[Records from a dataset]
───
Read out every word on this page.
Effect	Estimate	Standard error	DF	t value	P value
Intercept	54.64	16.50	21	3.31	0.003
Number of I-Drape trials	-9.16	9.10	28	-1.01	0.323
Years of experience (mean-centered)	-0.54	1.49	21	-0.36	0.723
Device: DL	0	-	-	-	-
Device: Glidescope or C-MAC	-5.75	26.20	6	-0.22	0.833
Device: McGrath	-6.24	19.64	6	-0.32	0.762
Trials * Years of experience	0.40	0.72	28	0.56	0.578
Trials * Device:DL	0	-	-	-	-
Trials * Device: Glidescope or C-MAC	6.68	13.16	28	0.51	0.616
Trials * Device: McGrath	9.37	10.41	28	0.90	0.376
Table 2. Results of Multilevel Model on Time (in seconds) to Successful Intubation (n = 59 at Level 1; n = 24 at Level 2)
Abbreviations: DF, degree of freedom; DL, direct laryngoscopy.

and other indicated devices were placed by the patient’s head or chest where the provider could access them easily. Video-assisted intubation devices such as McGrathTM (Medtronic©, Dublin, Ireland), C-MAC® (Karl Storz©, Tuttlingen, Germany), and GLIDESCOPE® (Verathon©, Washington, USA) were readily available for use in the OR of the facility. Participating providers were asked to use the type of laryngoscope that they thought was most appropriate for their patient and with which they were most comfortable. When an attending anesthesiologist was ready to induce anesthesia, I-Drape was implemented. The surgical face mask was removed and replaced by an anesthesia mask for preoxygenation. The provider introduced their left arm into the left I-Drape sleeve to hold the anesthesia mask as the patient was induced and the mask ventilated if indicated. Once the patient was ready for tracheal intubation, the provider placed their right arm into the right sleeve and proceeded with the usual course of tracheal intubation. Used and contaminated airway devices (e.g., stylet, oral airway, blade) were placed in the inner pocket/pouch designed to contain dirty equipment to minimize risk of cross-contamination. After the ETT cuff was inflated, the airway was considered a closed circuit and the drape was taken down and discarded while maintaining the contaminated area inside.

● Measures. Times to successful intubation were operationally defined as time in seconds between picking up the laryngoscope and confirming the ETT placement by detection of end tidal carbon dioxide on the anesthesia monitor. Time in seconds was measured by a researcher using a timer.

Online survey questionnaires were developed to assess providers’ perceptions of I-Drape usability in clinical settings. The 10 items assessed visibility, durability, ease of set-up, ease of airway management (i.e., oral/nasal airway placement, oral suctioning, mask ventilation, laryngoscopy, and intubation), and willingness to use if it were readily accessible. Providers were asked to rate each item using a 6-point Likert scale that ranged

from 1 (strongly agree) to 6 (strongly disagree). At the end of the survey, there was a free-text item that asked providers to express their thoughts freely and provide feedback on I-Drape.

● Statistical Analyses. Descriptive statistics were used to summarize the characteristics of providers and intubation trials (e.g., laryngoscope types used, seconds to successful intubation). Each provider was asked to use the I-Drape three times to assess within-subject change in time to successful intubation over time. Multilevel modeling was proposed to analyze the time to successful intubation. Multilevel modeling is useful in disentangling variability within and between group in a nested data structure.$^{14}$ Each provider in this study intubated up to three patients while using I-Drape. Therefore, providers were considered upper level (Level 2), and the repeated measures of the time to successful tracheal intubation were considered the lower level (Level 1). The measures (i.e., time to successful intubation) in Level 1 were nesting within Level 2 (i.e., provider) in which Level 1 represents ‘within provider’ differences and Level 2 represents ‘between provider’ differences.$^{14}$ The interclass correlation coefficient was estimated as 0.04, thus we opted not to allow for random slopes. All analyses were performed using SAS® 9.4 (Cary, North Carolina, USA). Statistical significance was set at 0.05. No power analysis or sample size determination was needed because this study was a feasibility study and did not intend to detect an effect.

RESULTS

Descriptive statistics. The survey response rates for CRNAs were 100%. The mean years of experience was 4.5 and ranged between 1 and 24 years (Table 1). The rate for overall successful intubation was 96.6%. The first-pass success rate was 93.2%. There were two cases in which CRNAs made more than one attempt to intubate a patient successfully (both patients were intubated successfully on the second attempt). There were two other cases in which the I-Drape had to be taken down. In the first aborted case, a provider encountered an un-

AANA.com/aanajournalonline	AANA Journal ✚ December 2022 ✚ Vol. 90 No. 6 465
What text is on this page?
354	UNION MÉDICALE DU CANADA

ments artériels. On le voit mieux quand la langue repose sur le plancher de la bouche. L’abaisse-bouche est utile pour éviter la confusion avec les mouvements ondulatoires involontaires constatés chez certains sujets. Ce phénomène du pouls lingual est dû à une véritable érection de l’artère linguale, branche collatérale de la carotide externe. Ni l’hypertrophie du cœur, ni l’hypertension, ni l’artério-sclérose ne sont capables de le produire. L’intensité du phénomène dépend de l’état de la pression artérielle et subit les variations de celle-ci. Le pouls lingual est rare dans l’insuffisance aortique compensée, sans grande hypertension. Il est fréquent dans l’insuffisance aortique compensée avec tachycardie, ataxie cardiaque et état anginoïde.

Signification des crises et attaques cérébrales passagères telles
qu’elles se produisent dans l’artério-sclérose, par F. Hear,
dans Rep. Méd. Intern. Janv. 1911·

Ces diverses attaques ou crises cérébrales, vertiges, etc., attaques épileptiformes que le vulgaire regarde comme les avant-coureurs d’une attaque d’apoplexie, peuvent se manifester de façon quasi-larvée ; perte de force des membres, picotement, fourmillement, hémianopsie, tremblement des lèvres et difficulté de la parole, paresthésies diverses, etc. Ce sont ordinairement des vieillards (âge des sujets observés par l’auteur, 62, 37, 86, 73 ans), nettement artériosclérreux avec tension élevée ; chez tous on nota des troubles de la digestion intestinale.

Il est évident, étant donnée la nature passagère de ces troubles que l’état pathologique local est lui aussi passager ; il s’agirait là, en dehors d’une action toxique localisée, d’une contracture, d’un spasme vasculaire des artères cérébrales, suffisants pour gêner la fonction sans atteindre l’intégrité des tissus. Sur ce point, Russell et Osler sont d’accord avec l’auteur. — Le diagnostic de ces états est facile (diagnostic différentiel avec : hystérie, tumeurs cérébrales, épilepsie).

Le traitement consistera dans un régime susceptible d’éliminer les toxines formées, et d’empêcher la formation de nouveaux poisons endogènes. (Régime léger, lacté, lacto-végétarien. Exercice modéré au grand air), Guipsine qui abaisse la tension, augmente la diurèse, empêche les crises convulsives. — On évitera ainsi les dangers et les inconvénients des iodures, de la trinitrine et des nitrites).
───
» INSTRUCTIONS FOR THE TASK
Give the entries again exactly as they stand.

» RESULT OF THE TASK
Read out every word on this page.
Effect	Estimate	Standard error	DF	t value	P value
Intercept	54.64	16.50	21	3.31	0.003
Number of I-Drape trials	-9.16	9.10	28	-1.01	0.323
Years of experience (mean-centered)	-0.54	1.49	21	-0.36	0.723
Device: DL	0	-	-	-	-
Device: Glidescope or C-MAC	-5.75	26.20	6	-0.22	0.833
Device: McGrath	-6.24	19.64	6	-0.32	0.762
Trials * Years of experience	0.40	0.72	28	0.56	0.578
Trials * Device:DL	0	-	-	-	-
Trials * Device: Glidescope or C-MAC	6.68	13.16	28	0.51	0.616
Trials * Device: McGrath	9.37	10.41	28	0.90	0.376
Table 2. Results of Multilevel Model on Time (in seconds) to Successful Intubation (n = 59 at Level 1; n = 24 at Level 2)
Abbreviations: DF, degree of freedom; DL, direct laryngoscopy.

and other indicated devices were placed by the patient’s head or chest where the provider could access them easily. Video-assisted intubation devices such as McGrathTM (Medtronic©, Dublin, Ireland), C-MAC® (Karl Storz©, Tuttlingen, Germany), and GLIDESCOPE® (Verathon©, Washington, USA) were readily available for use in the OR of the facility. Participating providers were asked to use the type of laryngoscope that they thought was most appropriate for their patient and with which they were most comfortable. When an attending anesthesiologist was ready to induce anesthesia, I-Drape was implemented. The surgical face mask was removed and replaced by an anesthesia mask for preoxygenation. The provider introduced their left arm into the left I-Drape sleeve to hold the anesthesia mask as the patient was induced and the mask ventilated if indicated. Once the patient was ready for tracheal intubation, the provider placed their right arm into the right sleeve and proceeded with the usual course of tracheal intubation. Used and contaminated airway devices (e.g., stylet, oral airway, blade) were placed in the inner pocket/pouch designed to contain dirty equipment to minimize risk of cross-contamination. After the ETT cuff was inflated, the airway was considered a closed circuit and the drape was taken down and discarded while maintaining the contaminated area inside.

● Measures. Times to successful intubation were operationally defined as time in seconds between picking up the laryngoscope and confirming the ETT placement by detection of end tidal carbon dioxide on the anesthesia monitor. Time in seconds was measured by a researcher using a timer.

Online survey questionnaires were developed to assess providers’ perceptions of I-Drape usability in clinical settings. The 10 items assessed visibility, durability, ease of set-up, ease of airway management (i.e., oral/nasal airway placement, oral suctioning, mask ventilation, laryngoscopy, and intubation), and willingness to use if it were readily accessible. Providers were asked to rate each item using a 6-point Likert scale that ranged

from 1 (strongly agree) to 6 (strongly disagree). At the end of the survey, there was a free-text item that asked providers to express their thoughts freely and provide feedback on I-Drape.

● Statistical Analyses. Descriptive statistics were used to summarize the characteristics of providers and intubation trials (e.g., laryngoscope types used, seconds to successful intubation). Each provider was asked to use the I-Drape three times to assess within-subject change in time to successful intubation over time. Multilevel modeling was proposed to analyze the time to successful intubation. Multilevel modeling is useful in disentangling variability within and between group in a nested data structure.$^{14}$ Each provider in this study intubated up to three patients while using I-Drape. Therefore, providers were considered upper level (Level 2), and the repeated measures of the time to successful tracheal intubation were considered the lower level (Level 1). The measures (i.e., time to successful intubation) in Level 1 were nesting within Level 2 (i.e., provider) in which Level 1 represents ‘within provider’ differences and Level 2 represents ‘between provider’ differences.$^{14}$ The interclass correlation coefficient was estimated as 0.04, thus we opted not to allow for random slopes. All analyses were performed using SAS® 9.4 (Cary, North Carolina, USA). Statistical significance was set at 0.05. No power analysis or sample size determination was needed because this study was a feasibility study and did not intend to detect an effect.

RESULTS

Descriptive statistics. The survey response rates for CRNAs were 100%. The mean years of experience was 4.5 and ranged between 1 and 24 years (Table 1). The rate for overall successful intubation was 96.6%. The first-pass success rate was 93.2%. There were two cases in which CRNAs made more than one attempt to intubate a patient successfully (both patients were intubated successfully on the second attempt). There were two other cases in which the I-Drape had to be taken down. In the first aborted case, a provider encountered an un-

AANA.com/aanajournalonline	AANA Journal ✚ December 2022 ✚ Vol. 90 No. 6 465
What text is on this page?
354	UNION MÉDICALE DU CANADA

ments artériels. On le voit mieux quand la langue repose sur le plancher de la bouche. L’abaisse-bouche est utile pour éviter la confusion avec les mouvements ondulatoires involontaires constatés chez certains sujets. Ce phénomène du pouls lingual est dû à une véritable érection de l’artère linguale, branche collatérale de la carotide externe. Ni l’hypertrophie du cœur, ni l’hypertension, ni l’artério-sclérose ne sont capables de le produire. L’intensité du phénomène dépend de l’état de la pression artérielle et subit les variations de celle-ci. Le pouls lingual est rare dans l’insuffisance aortique compensée, sans grande hypertension. Il est fréquent dans l’insuffisance aortique compensée avec tachycardie, ataxie cardiaque et état anginoïde.

Signification des crises et attaques cérébrales passagères telles
qu’elles se produisent dans l’artério-sclérose, par F. Hear,
dans Rep. Méd. Intern. Janv. 1911·

Ces diverses attaques ou crises cérébrales, vertiges, etc., attaques épileptiformes que le vulgaire regarde comme les avant-coureurs d’une attaque d’apoplexie, peuvent se manifester de façon quasi-larvée ; perte de force des membres, picotement, fourmillement, hémianopsie, tremblement des lèvres et difficulté de la parole, paresthésies diverses, etc. Ce sont ordinairement des vieillards (âge des sujets observés par l’auteur, 62, 37, 86, 73 ans), nettement artériosclérreux avec tension élevée ; chez tous on nota des troubles de la digestion intestinale.

Il est évident, étant donnée la nature passagère de ces troubles que l’état pathologique local est lui aussi passager ; il s’agirait là, en dehors d’une action toxique localisée, d’une contracture, d’un spasme vasculaire des artères cérébrales, suffisants pour gêner la fonction sans atteindre l’intégrité des tissus. Sur ce point, Russell et Osler sont d’accord avec l’auteur. — Le diagnostic de ces états est facile (diagnostic différentiel avec : hystérie, tumeurs cérébrales, épilepsie).

Le traitement consistera dans un régime susceptible d’éliminer les toxines formées, et d’empêcher la formation de nouveaux poisons endogènes. (Régime léger, lacté, lacto-végétarien. Exercice modéré au grand air), Guipsine qui abaisse la tension, augmente la diurèse, empêche les crises convulsives. — On évitera ainsi les dangers et les inconvénients des iodures, de la trinitrine et des nitrites).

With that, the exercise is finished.